Begin SOURCE DATA
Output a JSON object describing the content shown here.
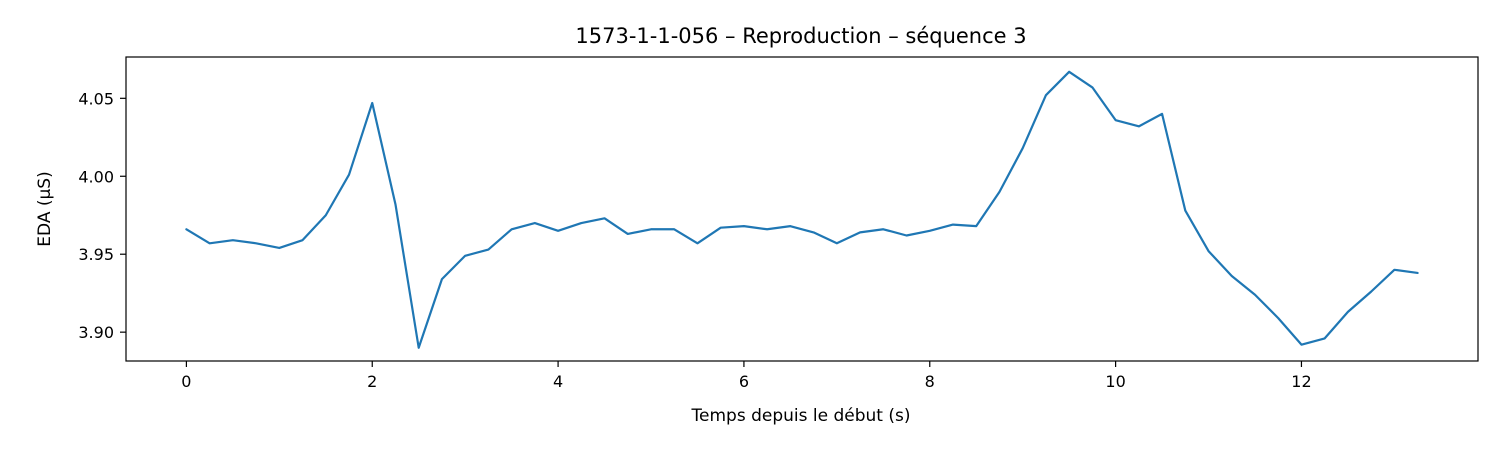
{
  "chart_data": {
    "type": "line",
    "title": "1573-1-1-056 – Reproduction – séquence 3",
    "xlabel": "Temps depuis le début (s)",
    "ylabel": "EDA (µS)",
    "xlim": [
      -0.65,
      13.9
    ],
    "ylim": [
      3.8815,
      4.0765
    ],
    "xticks": [
      0,
      2,
      4,
      6,
      8,
      10,
      12
    ],
    "yticks": [
      3.9,
      3.95,
      4.0,
      4.05
    ],
    "ytick_labels": [
      "3.90",
      "3.95",
      "4.00",
      "4.05"
    ],
    "grid": false,
    "line_color": "#1f77b4",
    "series": [
      {
        "x": [
          0,
          0.25,
          0.5,
          0.75,
          1.0,
          1.25,
          1.5,
          1.75,
          2.0,
          2.25,
          2.5,
          2.75,
          3.0,
          3.25,
          3.5,
          3.75,
          4.0,
          4.25,
          4.5,
          4.75,
          5.0,
          5.25,
          5.5,
          5.75,
          6.0,
          6.25,
          6.5,
          6.75,
          7.0,
          7.25,
          7.5,
          7.75,
          8.0,
          8.25,
          8.5,
          8.75,
          9.0,
          9.25,
          9.5,
          9.75,
          10.0,
          10.25,
          10.5,
          10.75,
          11.0,
          11.25,
          11.5,
          11.75,
          12.0,
          12.25,
          12.5,
          12.75,
          13.0,
          13.25
        ],
        "values": [
          3.966,
          3.957,
          3.959,
          3.957,
          3.954,
          3.959,
          3.975,
          4.001,
          4.047,
          3.982,
          3.89,
          3.934,
          3.949,
          3.953,
          3.966,
          3.97,
          3.965,
          3.97,
          3.973,
          3.963,
          3.966,
          3.966,
          3.957,
          3.967,
          3.968,
          3.966,
          3.968,
          3.964,
          3.957,
          3.964,
          3.966,
          3.962,
          3.965,
          3.969,
          3.968,
          3.99,
          4.018,
          4.052,
          4.067,
          4.057,
          4.036,
          4.032,
          4.04,
          3.978,
          3.952,
          3.936,
          3.924,
          3.909,
          3.892,
          3.896,
          3.913,
          3.926,
          3.94,
          3.938
        ]
      }
    ]
  }
}
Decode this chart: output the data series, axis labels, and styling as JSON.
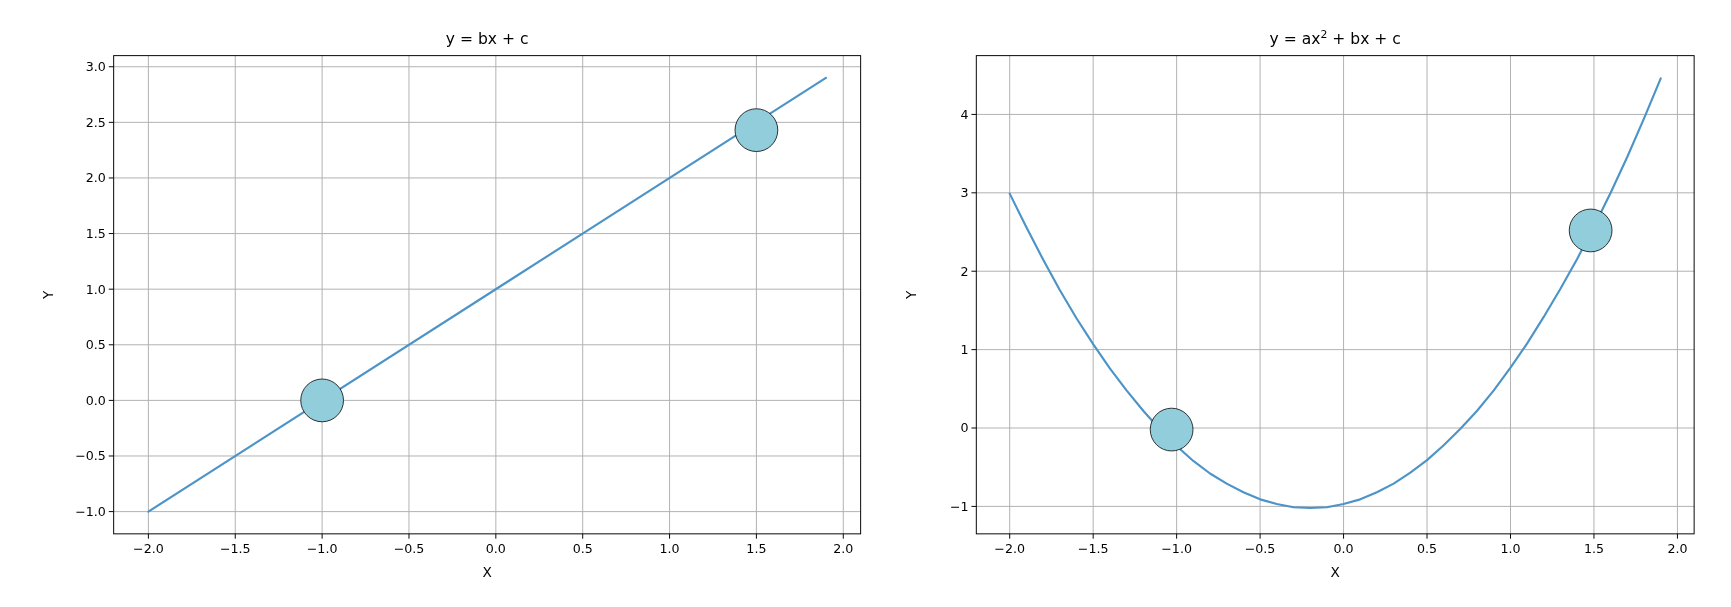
{
  "chart_data": [
    {
      "type": "line",
      "title": "y = bx + c",
      "xlabel": "X",
      "ylabel": "Y",
      "xlim": [
        -2.2,
        2.1
      ],
      "ylim": [
        -1.2,
        3.1
      ],
      "xticks": [
        {
          "value": -2,
          "label": "−2.0"
        },
        {
          "value": -1.5,
          "label": "−1.5"
        },
        {
          "value": -1,
          "label": "−1.0"
        },
        {
          "value": -0.5,
          "label": "−0.5"
        },
        {
          "value": 0,
          "label": "0.0"
        },
        {
          "value": 0.5,
          "label": "0.5"
        },
        {
          "value": 1,
          "label": "1.0"
        },
        {
          "value": 1.5,
          "label": "1.5"
        },
        {
          "value": 2,
          "label": "2.0"
        }
      ],
      "yticks": [
        {
          "value": -1,
          "label": "−1.0"
        },
        {
          "value": -0.5,
          "label": "−0.5"
        },
        {
          "value": 0,
          "label": "0.0"
        },
        {
          "value": 0.5,
          "label": "0.5"
        },
        {
          "value": 1,
          "label": "1.0"
        },
        {
          "value": 1.5,
          "label": "1.5"
        },
        {
          "value": 2,
          "label": "2.0"
        },
        {
          "value": 2.5,
          "label": "2.5"
        },
        {
          "value": 3,
          "label": "3.0"
        }
      ],
      "grid": true,
      "series": [
        {
          "type": "line",
          "color": "#4c94c8",
          "x": [
            -2.0,
            1.9
          ],
          "values": [
            -1.0,
            2.9
          ]
        },
        {
          "type": "scatter",
          "color": "#92cddc",
          "marker": "circle",
          "x": [
            -1.0,
            1.5
          ],
          "values": [
            0.0,
            2.43
          ]
        }
      ]
    },
    {
      "type": "line",
      "title": "y = ax$^{2}$ + bx + c",
      "xlabel": "X",
      "ylabel": "Y",
      "xlim": [
        -2.2,
        2.1
      ],
      "ylim": [
        -1.35,
        4.75
      ],
      "xticks": [
        {
          "value": -2,
          "label": "−2.0"
        },
        {
          "value": -1.5,
          "label": "−1.5"
        },
        {
          "value": -1,
          "label": "−1.0"
        },
        {
          "value": -0.5,
          "label": "−0.5"
        },
        {
          "value": 0,
          "label": "0.0"
        },
        {
          "value": 0.5,
          "label": "0.5"
        },
        {
          "value": 1,
          "label": "1.0"
        },
        {
          "value": 1.5,
          "label": "1.5"
        },
        {
          "value": 2,
          "label": "2.0"
        }
      ],
      "yticks": [
        -1,
        0,
        1,
        2,
        3,
        4
      ],
      "grid": true,
      "series": [
        {
          "type": "line",
          "color": "#4c94c8",
          "x": [
            -2.0,
            -1.9,
            -1.8,
            -1.7,
            -1.6,
            -1.5,
            -1.4,
            -1.3,
            -1.2,
            -1.1,
            -1.0,
            -0.9,
            -0.8,
            -0.7,
            -0.6,
            -0.5,
            -0.4,
            -0.3,
            -0.2,
            -0.1,
            0.0,
            0.1,
            0.2,
            0.3,
            0.4,
            0.5,
            0.6,
            0.7,
            0.8,
            0.9,
            1.0,
            1.1,
            1.2,
            1.3,
            1.4,
            1.5,
            1.6,
            1.7,
            1.8,
            1.9
          ],
          "values": [
            2.99,
            2.56,
            2.15,
            1.76,
            1.4,
            1.07,
            0.76,
            0.48,
            0.22,
            -0.02,
            -0.23,
            -0.42,
            -0.58,
            -0.71,
            -0.82,
            -0.91,
            -0.97,
            -1.01,
            -1.02,
            -1.01,
            -0.97,
            -0.91,
            -0.82,
            -0.71,
            -0.57,
            -0.41,
            -0.22,
            -0.01,
            0.22,
            0.48,
            0.77,
            1.08,
            1.42,
            1.78,
            2.16,
            2.57,
            3.0,
            3.46,
            3.95,
            4.46
          ]
        },
        {
          "type": "scatter",
          "color": "#92cddc",
          "marker": "circle",
          "x": [
            -1.03,
            1.48
          ],
          "values": [
            -0.02,
            2.52
          ]
        }
      ]
    }
  ]
}
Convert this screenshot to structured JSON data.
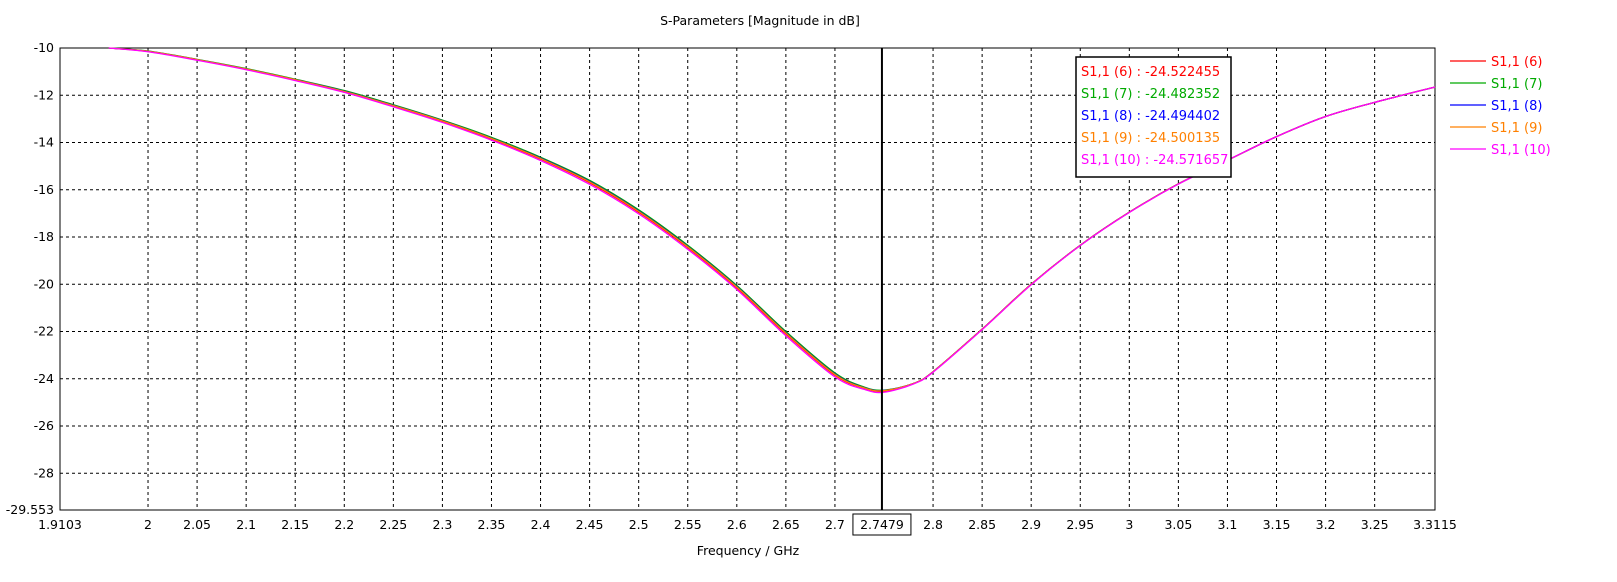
End SOURCE DATA
GIVEN TASK: Copy out the listing exactly as it stands, but not the pictures.

RESPONSE TO THE EXERCISE:
Output a JSON object describing the content shown here.
{
  "chart_data": {
    "type": "line",
    "title": "1573-1-1-056 – Reproduction – séquence 3",
    "xlabel": "Temps depuis le début (s)",
    "ylabel": "EDA (µS)",
    "xlim": [
      -0.65,
      13.9
    ],
    "ylim": [
      3.8815,
      4.0765
    ],
    "xticks": [
      0,
      2,
      4,
      6,
      8,
      10,
      12
    ],
    "yticks": [
      3.9,
      3.95,
      4.0,
      4.05
    ],
    "ytick_labels": [
      "3.90",
      "3.95",
      "4.00",
      "4.05"
    ],
    "grid": false,
    "line_color": "#1f77b4",
    "series": [
      {
        "x": [
          0,
          0.25,
          0.5,
          0.75,
          1.0,
          1.25,
          1.5,
          1.75,
          2.0,
          2.25,
          2.5,
          2.75,
          3.0,
          3.25,
          3.5,
          3.75,
          4.0,
          4.25,
          4.5,
          4.75,
          5.0,
          5.25,
          5.5,
          5.75,
          6.0,
          6.25,
          6.5,
          6.75,
          7.0,
          7.25,
          7.5,
          7.75,
          8.0,
          8.25,
          8.5,
          8.75,
          9.0,
          9.25,
          9.5,
          9.75,
          10.0,
          10.25,
          10.5,
          10.75,
          11.0,
          11.25,
          11.5,
          11.75,
          12.0,
          12.25,
          12.5,
          12.75,
          13.0,
          13.25
        ],
        "values": [
          3.966,
          3.957,
          3.959,
          3.957,
          3.954,
          3.959,
          3.975,
          4.001,
          4.047,
          3.982,
          3.89,
          3.934,
          3.949,
          3.953,
          3.966,
          3.97,
          3.965,
          3.97,
          3.973,
          3.963,
          3.966,
          3.966,
          3.957,
          3.967,
          3.968,
          3.966,
          3.968,
          3.964,
          3.957,
          3.964,
          3.966,
          3.962,
          3.965,
          3.969,
          3.968,
          3.99,
          4.018,
          4.052,
          4.067,
          4.057,
          4.036,
          4.032,
          4.04,
          3.978,
          3.952,
          3.936,
          3.924,
          3.909,
          3.892,
          3.896,
          3.913,
          3.926,
          3.94,
          3.938
        ]
      }
    ]
  }
}
Decode this chart: output the data series, axis labels, and styling as JSON.
{
  "chart_data": [
    {
      "type": "line",
      "title": "y = bx + c",
      "xlabel": "X",
      "ylabel": "Y",
      "xlim": [
        -2.2,
        2.1
      ],
      "ylim": [
        -1.2,
        3.1
      ],
      "xticks": [
        {
          "value": -2,
          "label": "−2.0"
        },
        {
          "value": -1.5,
          "label": "−1.5"
        },
        {
          "value": -1,
          "label": "−1.0"
        },
        {
          "value": -0.5,
          "label": "−0.5"
        },
        {
          "value": 0,
          "label": "0.0"
        },
        {
          "value": 0.5,
          "label": "0.5"
        },
        {
          "value": 1,
          "label": "1.0"
        },
        {
          "value": 1.5,
          "label": "1.5"
        },
        {
          "value": 2,
          "label": "2.0"
        }
      ],
      "yticks": [
        {
          "value": -1,
          "label": "−1.0"
        },
        {
          "value": -0.5,
          "label": "−0.5"
        },
        {
          "value": 0,
          "label": "0.0"
        },
        {
          "value": 0.5,
          "label": "0.5"
        },
        {
          "value": 1,
          "label": "1.0"
        },
        {
          "value": 1.5,
          "label": "1.5"
        },
        {
          "value": 2,
          "label": "2.0"
        },
        {
          "value": 2.5,
          "label": "2.5"
        },
        {
          "value": 3,
          "label": "3.0"
        }
      ],
      "grid": true,
      "series": [
        {
          "type": "line",
          "color": "#4c94c8",
          "x": [
            -2.0,
            1.9
          ],
          "values": [
            -1.0,
            2.9
          ]
        },
        {
          "type": "scatter",
          "color": "#92cddc",
          "marker": "circle",
          "x": [
            -1.0,
            1.5
          ],
          "values": [
            0.0,
            2.43
          ]
        }
      ]
    },
    {
      "type": "line",
      "title": "y = ax$^{2}$ + bx + c",
      "xlabel": "X",
      "ylabel": "Y",
      "xlim": [
        -2.2,
        2.1
      ],
      "ylim": [
        -1.35,
        4.75
      ],
      "xticks": [
        {
          "value": -2,
          "label": "−2.0"
        },
        {
          "value": -1.5,
          "label": "−1.5"
        },
        {
          "value": -1,
          "label": "−1.0"
        },
        {
          "value": -0.5,
          "label": "−0.5"
        },
        {
          "value": 0,
          "label": "0.0"
        },
        {
          "value": 0.5,
          "label": "0.5"
        },
        {
          "value": 1,
          "label": "1.0"
        },
        {
          "value": 1.5,
          "label": "1.5"
        },
        {
          "value": 2,
          "label": "2.0"
        }
      ],
      "yticks": [
        -1,
        0,
        1,
        2,
        3,
        4
      ],
      "grid": true,
      "series": [
        {
          "type": "line",
          "color": "#4c94c8",
          "x": [
            -2.0,
            -1.9,
            -1.8,
            -1.7,
            -1.6,
            -1.5,
            -1.4,
            -1.3,
            -1.2,
            -1.1,
            -1.0,
            -0.9,
            -0.8,
            -0.7,
            -0.6,
            -0.5,
            -0.4,
            -0.3,
            -0.2,
            -0.1,
            0.0,
            0.1,
            0.2,
            0.3,
            0.4,
            0.5,
            0.6,
            0.7,
            0.8,
            0.9,
            1.0,
            1.1,
            1.2,
            1.3,
            1.4,
            1.5,
            1.6,
            1.7,
            1.8,
            1.9
          ],
          "values": [
            2.99,
            2.56,
            2.15,
            1.76,
            1.4,
            1.07,
            0.76,
            0.48,
            0.22,
            -0.02,
            -0.23,
            -0.42,
            -0.58,
            -0.71,
            -0.82,
            -0.91,
            -0.97,
            -1.01,
            -1.02,
            -1.01,
            -0.97,
            -0.91,
            -0.82,
            -0.71,
            -0.57,
            -0.41,
            -0.22,
            -0.01,
            0.22,
            0.48,
            0.77,
            1.08,
            1.42,
            1.78,
            2.16,
            2.57,
            3.0,
            3.46,
            3.95,
            4.46
          ]
        },
        {
          "type": "scatter",
          "color": "#92cddc",
          "marker": "circle",
          "x": [
            -1.03,
            1.48
          ],
          "values": [
            -0.02,
            2.52
          ]
        }
      ]
    }
  ]
}
Convert this screenshot to structured JSON data.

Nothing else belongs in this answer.